◆ Required work
Repeat the data that follows, word for word, without the images.

◆ Materials provided
──────────────────────────────

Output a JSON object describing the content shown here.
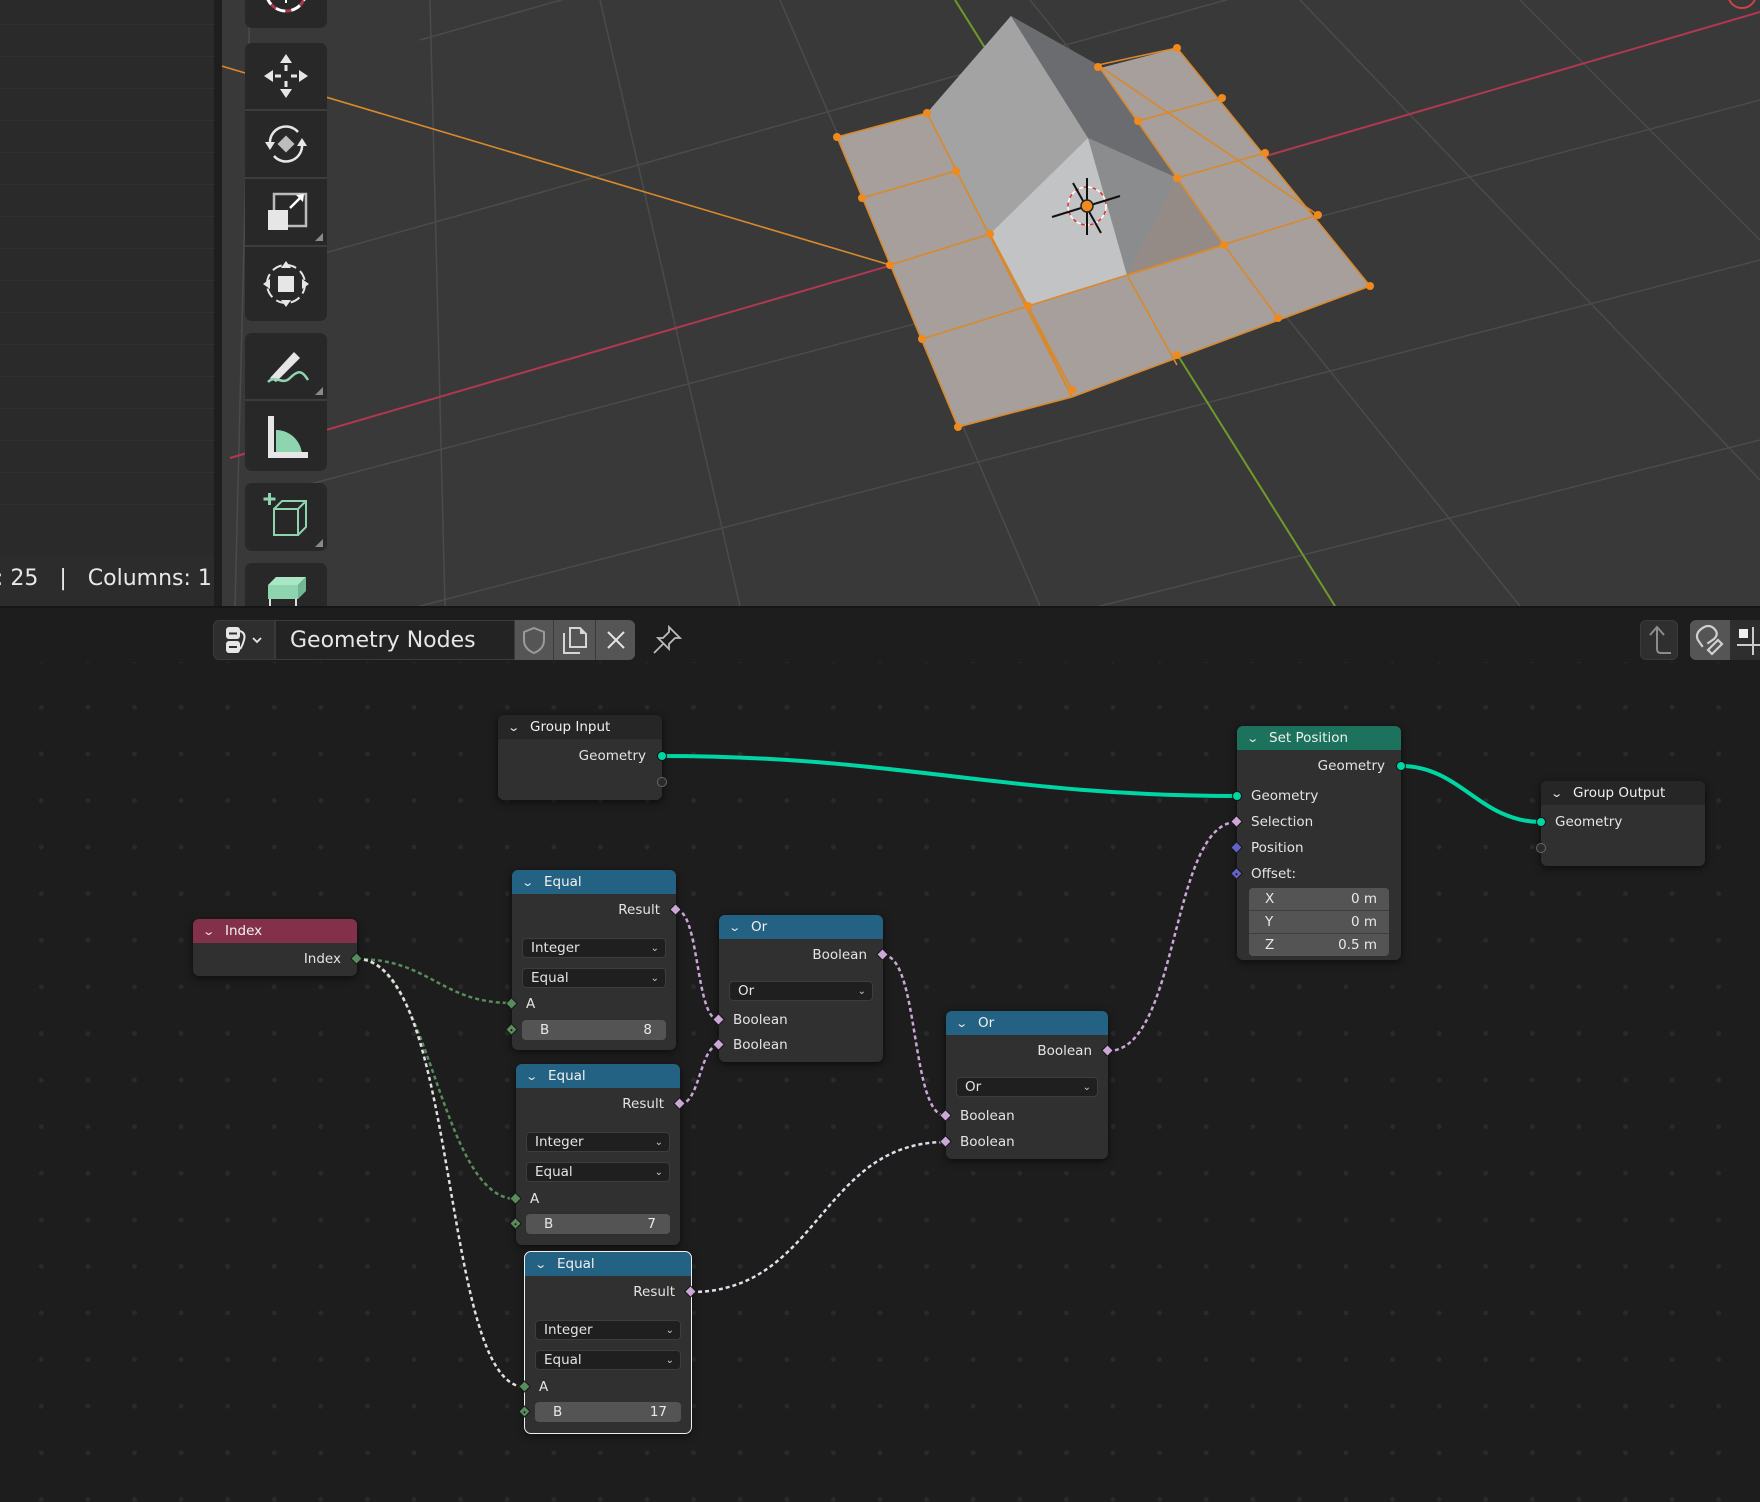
{
  "viewport": {
    "status_text": ": 25   |   Columns: 1",
    "toolbar": [
      {
        "name": "cursor-tool"
      },
      {
        "name": "move-tool"
      },
      {
        "name": "rotate-tool"
      },
      {
        "name": "scale-tool"
      },
      {
        "name": "transform-tool"
      },
      {
        "name": "annotate-tool"
      },
      {
        "name": "measure-tool"
      },
      {
        "name": "add-cube-tool"
      },
      {
        "name": "extrude-tool"
      }
    ],
    "colors": {
      "x_axis": "#b0384f",
      "y_axis": "#6f9a2a",
      "selection": "#f08a1c",
      "mesh": "#a69f9b"
    }
  },
  "header": {
    "editor_type_icon": "node-editor-icon",
    "nodegroup_name": "Geometry Nodes",
    "fake_user_icon": "shield-icon",
    "duplicate_icon": "duplicate-icon",
    "unlink_icon": "close-icon",
    "pin_icon": "pin-icon",
    "parent_icon": "arrow-up-icon",
    "snap_icon": "magnet-icon",
    "snap_mode_icon": "snap-grid-icon"
  },
  "nodes": {
    "group_input": {
      "title": "Group Input",
      "out_geometry": "Geometry",
      "color": "#262626"
    },
    "set_position": {
      "title": "Set Position",
      "color": "#1d725e",
      "out_geometry": "Geometry",
      "in_geometry": "Geometry",
      "in_selection": "Selection",
      "in_position": "Position",
      "in_offset": "Offset:",
      "offset": [
        {
          "axis": "X",
          "value": "0 m"
        },
        {
          "axis": "Y",
          "value": "0 m"
        },
        {
          "axis": "Z",
          "value": "0.5 m"
        }
      ]
    },
    "group_output": {
      "title": "Group Output",
      "in_geometry": "Geometry"
    },
    "index": {
      "title": "Index",
      "out_index": "Index",
      "color": "#83314a"
    },
    "equal_1": {
      "title": "Equal",
      "out_result": "Result",
      "data_type": "Integer",
      "mode": "Equal",
      "in_a": "A",
      "in_b_label": "B",
      "in_b_value": "8"
    },
    "equal_2": {
      "title": "Equal",
      "out_result": "Result",
      "data_type": "Integer",
      "mode": "Equal",
      "in_a": "A",
      "in_b_label": "B",
      "in_b_value": "7"
    },
    "equal_3": {
      "title": "Equal",
      "out_result": "Result",
      "data_type": "Integer",
      "mode": "Equal",
      "in_a": "A",
      "in_b_label": "B",
      "in_b_value": "17"
    },
    "or_1": {
      "title": "Or",
      "out_boolean": "Boolean",
      "operation": "Or",
      "in_1": "Boolean",
      "in_2": "Boolean"
    },
    "or_2": {
      "title": "Or",
      "out_boolean": "Boolean",
      "operation": "Or",
      "in_1": "Boolean",
      "in_2": "Boolean"
    },
    "header_color_converter": "#246283"
  }
}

──────────────────────────────

◆ Complete response
Output a JSON object describing the content shown here.
{
  "viewport": {
    "status_text": ": 25   |   Columns: 1",
    "toolbar": [
      {
        "name": "cursor-tool"
      },
      {
        "name": "move-tool"
      },
      {
        "name": "rotate-tool"
      },
      {
        "name": "scale-tool"
      },
      {
        "name": "transform-tool"
      },
      {
        "name": "annotate-tool"
      },
      {
        "name": "measure-tool"
      },
      {
        "name": "add-cube-tool"
      },
      {
        "name": "extrude-tool"
      }
    ],
    "colors": {
      "x_axis": "#b0384f",
      "y_axis": "#6f9a2a",
      "selection": "#f08a1c",
      "mesh": "#a69f9b"
    }
  },
  "header": {
    "editor_type_icon": "node-editor-icon",
    "nodegroup_name": "Geometry Nodes",
    "fake_user_icon": "shield-icon",
    "duplicate_icon": "duplicate-icon",
    "unlink_icon": "close-icon",
    "pin_icon": "pin-icon",
    "parent_icon": "arrow-up-icon",
    "snap_icon": "magnet-icon",
    "snap_mode_icon": "snap-grid-icon"
  },
  "nodes": {
    "group_input": {
      "title": "Group Input",
      "out_geometry": "Geometry",
      "color": "#262626"
    },
    "set_position": {
      "title": "Set Position",
      "color": "#1d725e",
      "out_geometry": "Geometry",
      "in_geometry": "Geometry",
      "in_selection": "Selection",
      "in_position": "Position",
      "in_offset": "Offset:",
      "offset": [
        {
          "axis": "X",
          "value": "0 m"
        },
        {
          "axis": "Y",
          "value": "0 m"
        },
        {
          "axis": "Z",
          "value": "0.5 m"
        }
      ]
    },
    "group_output": {
      "title": "Group Output",
      "in_geometry": "Geometry"
    },
    "index": {
      "title": "Index",
      "out_index": "Index",
      "color": "#83314a"
    },
    "equal_1": {
      "title": "Equal",
      "out_result": "Result",
      "data_type": "Integer",
      "mode": "Equal",
      "in_a": "A",
      "in_b_label": "B",
      "in_b_value": "8"
    },
    "equal_2": {
      "title": "Equal",
      "out_result": "Result",
      "data_type": "Integer",
      "mode": "Equal",
      "in_a": "A",
      "in_b_label": "B",
      "in_b_value": "7"
    },
    "equal_3": {
      "title": "Equal",
      "out_result": "Result",
      "data_type": "Integer",
      "mode": "Equal",
      "in_a": "A",
      "in_b_label": "B",
      "in_b_value": "17"
    },
    "or_1": {
      "title": "Or",
      "out_boolean": "Boolean",
      "operation": "Or",
      "in_1": "Boolean",
      "in_2": "Boolean"
    },
    "or_2": {
      "title": "Or",
      "out_boolean": "Boolean",
      "operation": "Or",
      "in_1": "Boolean",
      "in_2": "Boolean"
    },
    "header_color_converter": "#246283"
  }
}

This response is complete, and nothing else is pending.